Task to carry out - Give nothing except the number of lines containing the word "screenshot".

Records to use -

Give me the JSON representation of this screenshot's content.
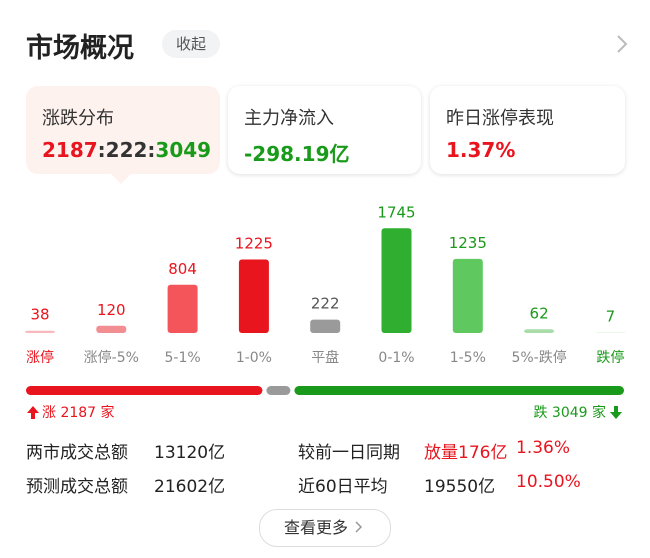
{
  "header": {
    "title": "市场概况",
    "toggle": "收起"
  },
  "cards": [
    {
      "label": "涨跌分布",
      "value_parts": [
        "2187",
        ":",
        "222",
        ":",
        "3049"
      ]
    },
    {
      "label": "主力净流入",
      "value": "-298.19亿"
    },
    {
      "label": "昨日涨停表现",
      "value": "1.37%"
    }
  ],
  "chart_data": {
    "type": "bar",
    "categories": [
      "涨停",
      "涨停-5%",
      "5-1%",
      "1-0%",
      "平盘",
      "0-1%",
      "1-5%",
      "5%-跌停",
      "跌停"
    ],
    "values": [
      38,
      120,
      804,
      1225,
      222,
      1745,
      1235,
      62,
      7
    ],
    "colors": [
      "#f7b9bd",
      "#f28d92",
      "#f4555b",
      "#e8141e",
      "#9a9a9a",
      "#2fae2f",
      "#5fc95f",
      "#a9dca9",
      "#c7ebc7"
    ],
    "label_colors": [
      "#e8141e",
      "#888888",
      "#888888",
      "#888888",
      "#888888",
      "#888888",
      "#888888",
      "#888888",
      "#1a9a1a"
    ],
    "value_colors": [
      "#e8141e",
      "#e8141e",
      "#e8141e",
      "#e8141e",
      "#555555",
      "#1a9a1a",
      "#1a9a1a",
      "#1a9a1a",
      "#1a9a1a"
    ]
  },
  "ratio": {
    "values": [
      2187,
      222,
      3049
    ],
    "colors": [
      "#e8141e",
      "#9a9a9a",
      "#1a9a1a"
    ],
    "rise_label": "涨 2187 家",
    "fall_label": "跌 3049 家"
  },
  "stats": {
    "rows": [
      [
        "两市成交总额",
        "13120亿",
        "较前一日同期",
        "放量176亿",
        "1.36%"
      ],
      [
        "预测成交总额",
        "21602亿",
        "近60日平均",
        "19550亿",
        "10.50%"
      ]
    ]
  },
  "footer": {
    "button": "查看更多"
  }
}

...

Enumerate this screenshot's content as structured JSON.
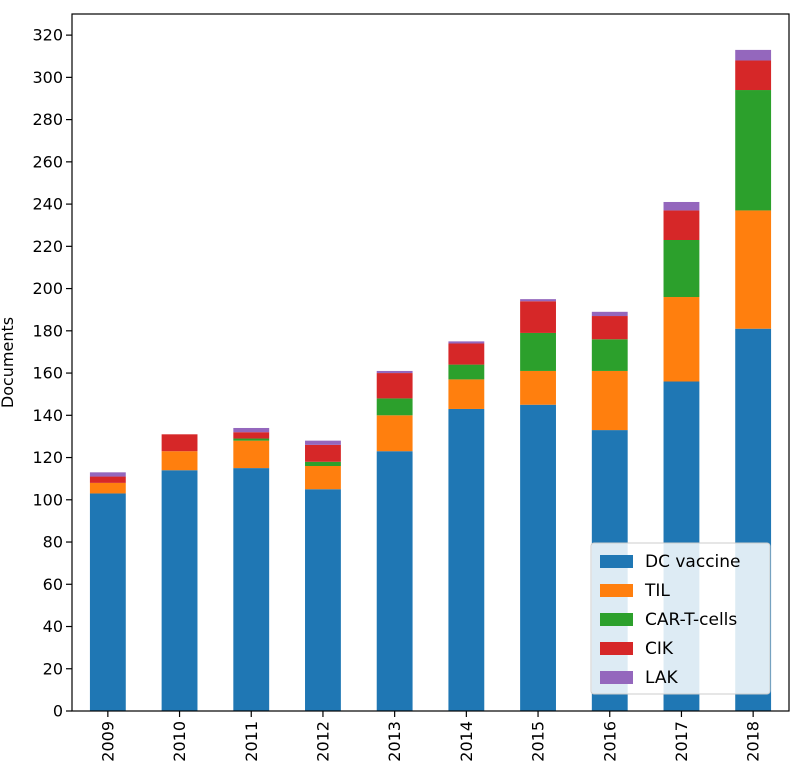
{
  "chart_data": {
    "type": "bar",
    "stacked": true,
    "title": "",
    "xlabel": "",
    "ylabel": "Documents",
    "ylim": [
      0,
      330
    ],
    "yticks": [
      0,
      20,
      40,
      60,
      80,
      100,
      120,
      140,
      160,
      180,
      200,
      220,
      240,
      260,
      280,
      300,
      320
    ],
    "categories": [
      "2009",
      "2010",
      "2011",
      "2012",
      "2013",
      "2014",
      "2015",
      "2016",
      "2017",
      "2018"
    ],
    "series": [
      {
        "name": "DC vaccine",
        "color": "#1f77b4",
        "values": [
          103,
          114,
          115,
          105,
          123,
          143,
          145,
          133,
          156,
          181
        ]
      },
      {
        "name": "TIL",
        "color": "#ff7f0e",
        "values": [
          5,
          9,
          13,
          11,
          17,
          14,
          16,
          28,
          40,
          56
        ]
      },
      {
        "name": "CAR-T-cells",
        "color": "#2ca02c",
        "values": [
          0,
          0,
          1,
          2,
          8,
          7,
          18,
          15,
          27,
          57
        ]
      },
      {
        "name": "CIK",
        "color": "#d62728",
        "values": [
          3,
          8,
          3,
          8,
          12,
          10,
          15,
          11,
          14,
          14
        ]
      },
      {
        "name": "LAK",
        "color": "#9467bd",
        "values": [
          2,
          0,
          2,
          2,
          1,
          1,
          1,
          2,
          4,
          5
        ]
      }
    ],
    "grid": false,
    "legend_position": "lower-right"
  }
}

Result of this task - 2